Using the records below, please work out how many lines contain "name"; answer with the number alone.

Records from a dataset
━━━━━━
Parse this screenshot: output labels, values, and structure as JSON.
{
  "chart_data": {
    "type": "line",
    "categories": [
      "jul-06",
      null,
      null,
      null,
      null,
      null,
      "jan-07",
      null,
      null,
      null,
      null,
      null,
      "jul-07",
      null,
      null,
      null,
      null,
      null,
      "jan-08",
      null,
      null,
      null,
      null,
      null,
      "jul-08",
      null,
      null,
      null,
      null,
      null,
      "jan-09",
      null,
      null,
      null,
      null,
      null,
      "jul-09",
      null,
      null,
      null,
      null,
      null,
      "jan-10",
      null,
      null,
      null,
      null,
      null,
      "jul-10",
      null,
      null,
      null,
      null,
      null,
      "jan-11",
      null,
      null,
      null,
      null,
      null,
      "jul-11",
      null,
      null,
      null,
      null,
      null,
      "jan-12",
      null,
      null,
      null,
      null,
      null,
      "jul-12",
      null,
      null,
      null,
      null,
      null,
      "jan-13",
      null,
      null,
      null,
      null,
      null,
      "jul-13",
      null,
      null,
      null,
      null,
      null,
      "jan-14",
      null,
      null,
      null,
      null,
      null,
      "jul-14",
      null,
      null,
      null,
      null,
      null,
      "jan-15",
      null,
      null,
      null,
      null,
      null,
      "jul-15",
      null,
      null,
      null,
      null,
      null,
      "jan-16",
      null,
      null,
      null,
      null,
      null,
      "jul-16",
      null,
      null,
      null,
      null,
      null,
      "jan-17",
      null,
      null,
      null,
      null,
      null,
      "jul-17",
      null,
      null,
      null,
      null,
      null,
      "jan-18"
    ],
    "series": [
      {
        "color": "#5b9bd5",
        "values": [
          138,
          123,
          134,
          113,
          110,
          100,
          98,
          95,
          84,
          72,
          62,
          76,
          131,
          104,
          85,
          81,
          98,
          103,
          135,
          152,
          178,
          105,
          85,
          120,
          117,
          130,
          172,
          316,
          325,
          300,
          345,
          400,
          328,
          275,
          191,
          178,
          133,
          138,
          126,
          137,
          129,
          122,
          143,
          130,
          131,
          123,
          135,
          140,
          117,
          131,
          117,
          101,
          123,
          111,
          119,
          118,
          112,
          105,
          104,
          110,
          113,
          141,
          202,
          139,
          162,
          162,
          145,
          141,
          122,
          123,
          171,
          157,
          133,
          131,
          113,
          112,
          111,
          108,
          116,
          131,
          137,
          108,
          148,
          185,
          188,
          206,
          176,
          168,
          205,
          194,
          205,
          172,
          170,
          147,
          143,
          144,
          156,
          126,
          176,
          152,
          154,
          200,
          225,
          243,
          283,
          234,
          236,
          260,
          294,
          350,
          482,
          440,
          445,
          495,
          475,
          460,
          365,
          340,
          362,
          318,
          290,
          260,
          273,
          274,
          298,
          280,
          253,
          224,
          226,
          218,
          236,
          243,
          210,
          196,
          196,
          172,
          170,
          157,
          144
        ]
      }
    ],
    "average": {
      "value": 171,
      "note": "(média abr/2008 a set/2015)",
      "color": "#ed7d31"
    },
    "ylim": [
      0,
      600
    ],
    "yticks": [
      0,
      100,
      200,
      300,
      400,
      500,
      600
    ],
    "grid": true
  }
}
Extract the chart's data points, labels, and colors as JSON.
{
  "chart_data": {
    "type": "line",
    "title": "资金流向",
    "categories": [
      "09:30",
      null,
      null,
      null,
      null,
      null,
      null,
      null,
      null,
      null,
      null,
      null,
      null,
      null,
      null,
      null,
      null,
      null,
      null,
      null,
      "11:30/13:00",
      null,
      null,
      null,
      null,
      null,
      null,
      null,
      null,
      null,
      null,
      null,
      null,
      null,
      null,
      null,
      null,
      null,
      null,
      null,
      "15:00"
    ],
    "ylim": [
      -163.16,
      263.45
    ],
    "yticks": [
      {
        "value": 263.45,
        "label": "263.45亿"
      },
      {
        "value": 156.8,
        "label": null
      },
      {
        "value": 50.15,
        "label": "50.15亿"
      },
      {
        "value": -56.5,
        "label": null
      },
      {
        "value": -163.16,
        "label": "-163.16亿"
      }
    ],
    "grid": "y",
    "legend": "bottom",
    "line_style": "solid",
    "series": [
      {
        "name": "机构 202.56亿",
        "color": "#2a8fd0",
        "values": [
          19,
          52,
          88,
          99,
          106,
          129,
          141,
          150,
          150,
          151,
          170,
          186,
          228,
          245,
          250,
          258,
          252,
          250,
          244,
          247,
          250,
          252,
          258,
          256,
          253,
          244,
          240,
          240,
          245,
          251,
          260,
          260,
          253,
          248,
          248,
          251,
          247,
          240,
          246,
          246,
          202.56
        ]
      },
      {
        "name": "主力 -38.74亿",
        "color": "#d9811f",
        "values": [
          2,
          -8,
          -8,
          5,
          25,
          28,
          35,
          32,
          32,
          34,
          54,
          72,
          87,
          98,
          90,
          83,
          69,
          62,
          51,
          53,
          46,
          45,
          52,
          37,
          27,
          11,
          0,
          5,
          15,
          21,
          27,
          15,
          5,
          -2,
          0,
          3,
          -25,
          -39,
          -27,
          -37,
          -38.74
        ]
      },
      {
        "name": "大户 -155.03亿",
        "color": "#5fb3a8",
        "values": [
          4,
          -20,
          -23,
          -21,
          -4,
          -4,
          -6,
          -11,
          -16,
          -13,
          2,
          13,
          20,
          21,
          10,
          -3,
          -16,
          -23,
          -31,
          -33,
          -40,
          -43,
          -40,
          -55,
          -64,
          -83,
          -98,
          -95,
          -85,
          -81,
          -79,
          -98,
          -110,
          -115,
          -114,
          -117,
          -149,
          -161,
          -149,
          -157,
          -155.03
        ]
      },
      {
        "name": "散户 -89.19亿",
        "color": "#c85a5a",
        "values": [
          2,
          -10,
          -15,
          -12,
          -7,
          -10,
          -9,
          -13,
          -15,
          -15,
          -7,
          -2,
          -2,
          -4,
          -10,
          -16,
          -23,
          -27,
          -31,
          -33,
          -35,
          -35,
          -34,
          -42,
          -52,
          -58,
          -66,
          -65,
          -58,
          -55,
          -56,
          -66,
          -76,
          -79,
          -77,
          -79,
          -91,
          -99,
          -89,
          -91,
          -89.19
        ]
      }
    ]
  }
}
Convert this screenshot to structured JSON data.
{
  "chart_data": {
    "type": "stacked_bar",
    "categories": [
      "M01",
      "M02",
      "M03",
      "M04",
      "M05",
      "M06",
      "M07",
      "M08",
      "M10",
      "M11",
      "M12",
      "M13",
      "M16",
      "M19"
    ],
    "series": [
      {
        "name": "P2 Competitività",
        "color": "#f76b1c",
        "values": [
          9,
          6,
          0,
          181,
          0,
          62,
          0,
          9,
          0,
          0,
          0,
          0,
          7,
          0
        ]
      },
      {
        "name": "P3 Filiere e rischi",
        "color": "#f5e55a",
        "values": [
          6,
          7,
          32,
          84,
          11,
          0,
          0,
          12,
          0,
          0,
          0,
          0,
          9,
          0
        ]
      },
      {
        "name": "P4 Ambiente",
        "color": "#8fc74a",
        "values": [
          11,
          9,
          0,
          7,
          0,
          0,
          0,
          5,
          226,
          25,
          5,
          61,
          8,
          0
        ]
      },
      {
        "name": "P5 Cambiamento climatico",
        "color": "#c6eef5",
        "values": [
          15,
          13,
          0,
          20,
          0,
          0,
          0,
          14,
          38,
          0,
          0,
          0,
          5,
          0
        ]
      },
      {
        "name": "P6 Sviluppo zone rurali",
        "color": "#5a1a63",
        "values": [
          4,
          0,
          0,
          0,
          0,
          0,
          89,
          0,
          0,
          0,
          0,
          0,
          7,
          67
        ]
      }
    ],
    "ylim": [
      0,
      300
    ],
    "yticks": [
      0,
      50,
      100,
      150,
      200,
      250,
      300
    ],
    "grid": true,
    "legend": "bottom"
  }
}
━━━━━━
> EXERCISE RESPONSE:
9